Aim | Which lines contain the word "Anzahl"? Return each of them as written.

Data lines |
..............................
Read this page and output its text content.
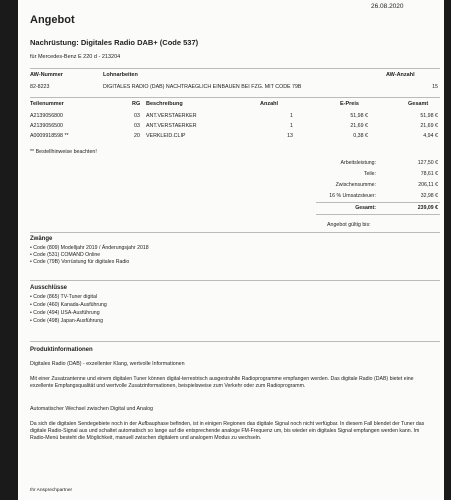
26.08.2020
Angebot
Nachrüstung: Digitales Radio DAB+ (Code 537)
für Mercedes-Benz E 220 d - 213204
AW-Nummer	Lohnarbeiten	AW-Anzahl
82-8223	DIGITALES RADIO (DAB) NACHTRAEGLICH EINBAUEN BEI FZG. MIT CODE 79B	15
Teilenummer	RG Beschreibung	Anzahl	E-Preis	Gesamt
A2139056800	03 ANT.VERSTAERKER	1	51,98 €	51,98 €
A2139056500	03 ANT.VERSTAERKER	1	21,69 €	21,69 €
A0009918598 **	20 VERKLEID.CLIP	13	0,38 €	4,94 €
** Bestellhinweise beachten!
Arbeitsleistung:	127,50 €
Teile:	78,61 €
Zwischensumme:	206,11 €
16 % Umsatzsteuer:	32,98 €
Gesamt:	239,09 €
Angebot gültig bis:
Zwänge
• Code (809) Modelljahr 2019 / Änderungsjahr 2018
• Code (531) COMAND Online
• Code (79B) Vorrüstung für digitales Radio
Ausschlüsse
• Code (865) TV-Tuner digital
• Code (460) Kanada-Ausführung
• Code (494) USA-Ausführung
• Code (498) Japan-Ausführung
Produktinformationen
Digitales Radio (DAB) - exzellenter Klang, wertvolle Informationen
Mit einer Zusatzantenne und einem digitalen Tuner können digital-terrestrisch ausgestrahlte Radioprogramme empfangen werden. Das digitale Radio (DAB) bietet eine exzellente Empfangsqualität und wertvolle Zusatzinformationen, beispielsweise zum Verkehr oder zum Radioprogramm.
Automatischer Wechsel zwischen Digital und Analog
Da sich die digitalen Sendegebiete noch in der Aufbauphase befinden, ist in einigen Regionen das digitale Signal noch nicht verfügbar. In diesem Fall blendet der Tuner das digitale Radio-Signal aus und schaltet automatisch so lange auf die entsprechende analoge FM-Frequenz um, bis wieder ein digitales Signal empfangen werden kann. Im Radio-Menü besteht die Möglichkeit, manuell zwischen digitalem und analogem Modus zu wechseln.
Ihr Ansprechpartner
..............................
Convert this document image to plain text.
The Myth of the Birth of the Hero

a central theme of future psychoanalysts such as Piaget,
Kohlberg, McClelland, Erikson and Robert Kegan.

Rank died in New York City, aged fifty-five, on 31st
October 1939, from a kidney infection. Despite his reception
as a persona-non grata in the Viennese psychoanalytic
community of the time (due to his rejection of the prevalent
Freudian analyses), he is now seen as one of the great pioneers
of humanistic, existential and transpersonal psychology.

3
..............................
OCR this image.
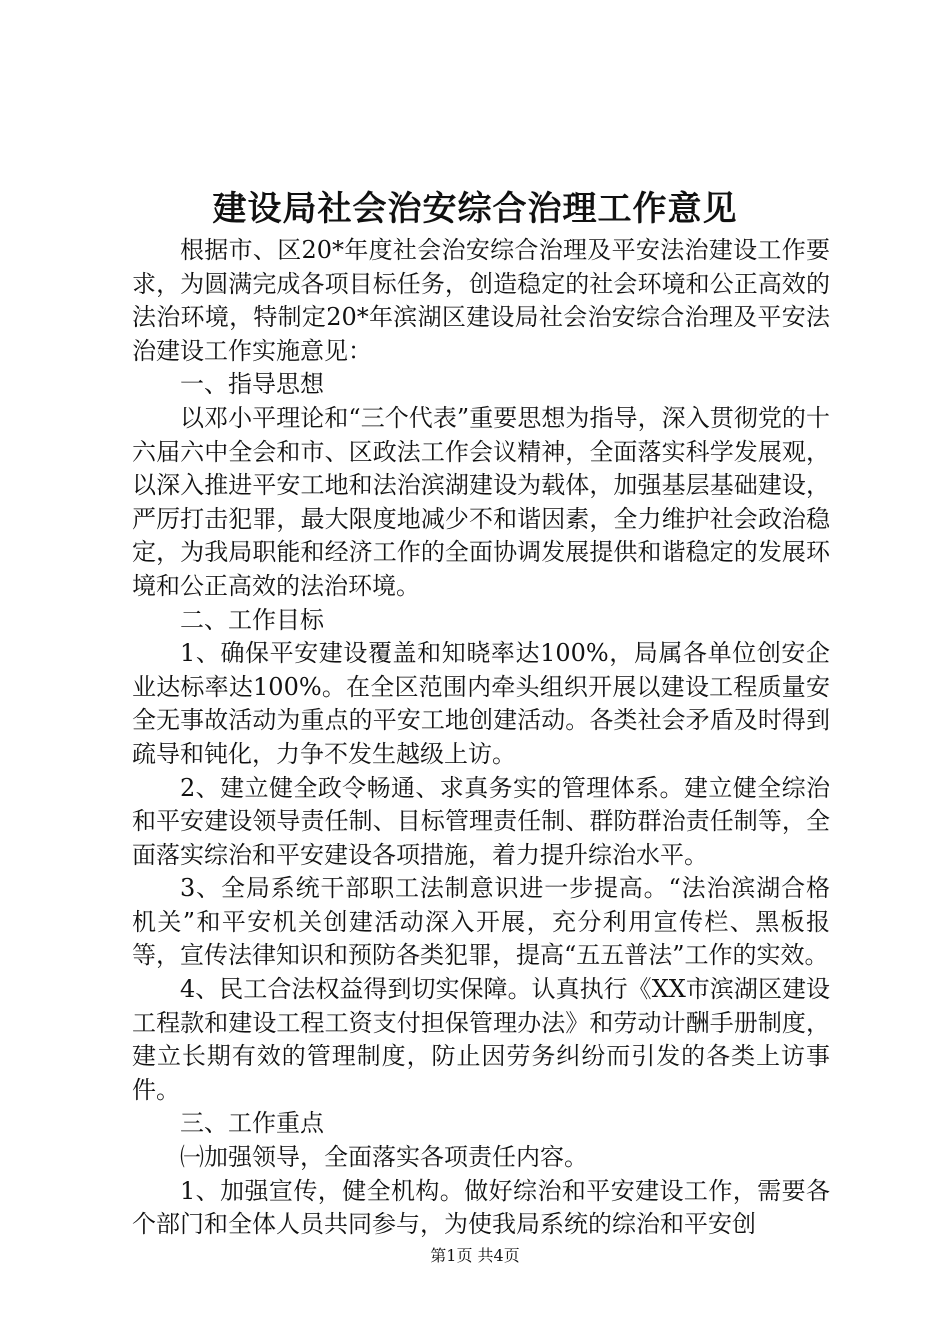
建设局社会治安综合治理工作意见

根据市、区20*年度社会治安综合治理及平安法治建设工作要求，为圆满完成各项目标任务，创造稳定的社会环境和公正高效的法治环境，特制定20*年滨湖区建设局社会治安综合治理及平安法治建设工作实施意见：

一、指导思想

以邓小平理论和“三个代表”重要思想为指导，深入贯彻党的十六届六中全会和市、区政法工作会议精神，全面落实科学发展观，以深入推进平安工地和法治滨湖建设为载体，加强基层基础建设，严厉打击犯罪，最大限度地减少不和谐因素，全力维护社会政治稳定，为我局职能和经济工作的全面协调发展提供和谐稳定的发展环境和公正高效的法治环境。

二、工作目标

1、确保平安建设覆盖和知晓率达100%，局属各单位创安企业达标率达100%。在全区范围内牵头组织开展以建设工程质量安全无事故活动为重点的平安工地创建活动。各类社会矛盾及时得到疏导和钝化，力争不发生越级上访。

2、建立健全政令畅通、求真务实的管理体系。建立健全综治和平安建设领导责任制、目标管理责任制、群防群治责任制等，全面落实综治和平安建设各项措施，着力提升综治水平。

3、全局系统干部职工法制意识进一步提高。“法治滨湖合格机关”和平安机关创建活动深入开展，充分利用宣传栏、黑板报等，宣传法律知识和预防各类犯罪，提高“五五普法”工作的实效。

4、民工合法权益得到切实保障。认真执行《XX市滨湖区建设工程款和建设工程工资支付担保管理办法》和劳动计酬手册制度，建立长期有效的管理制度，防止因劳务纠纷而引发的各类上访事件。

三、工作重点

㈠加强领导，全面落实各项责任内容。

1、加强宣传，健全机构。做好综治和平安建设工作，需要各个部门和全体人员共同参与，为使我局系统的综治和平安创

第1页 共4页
..............................
Completed exercise |
AW-Nummer	Lohnarbeiten	AW-Anzahl
Teilenummer	RG Beschreibung	Anzahl	E-Preis	Gesamt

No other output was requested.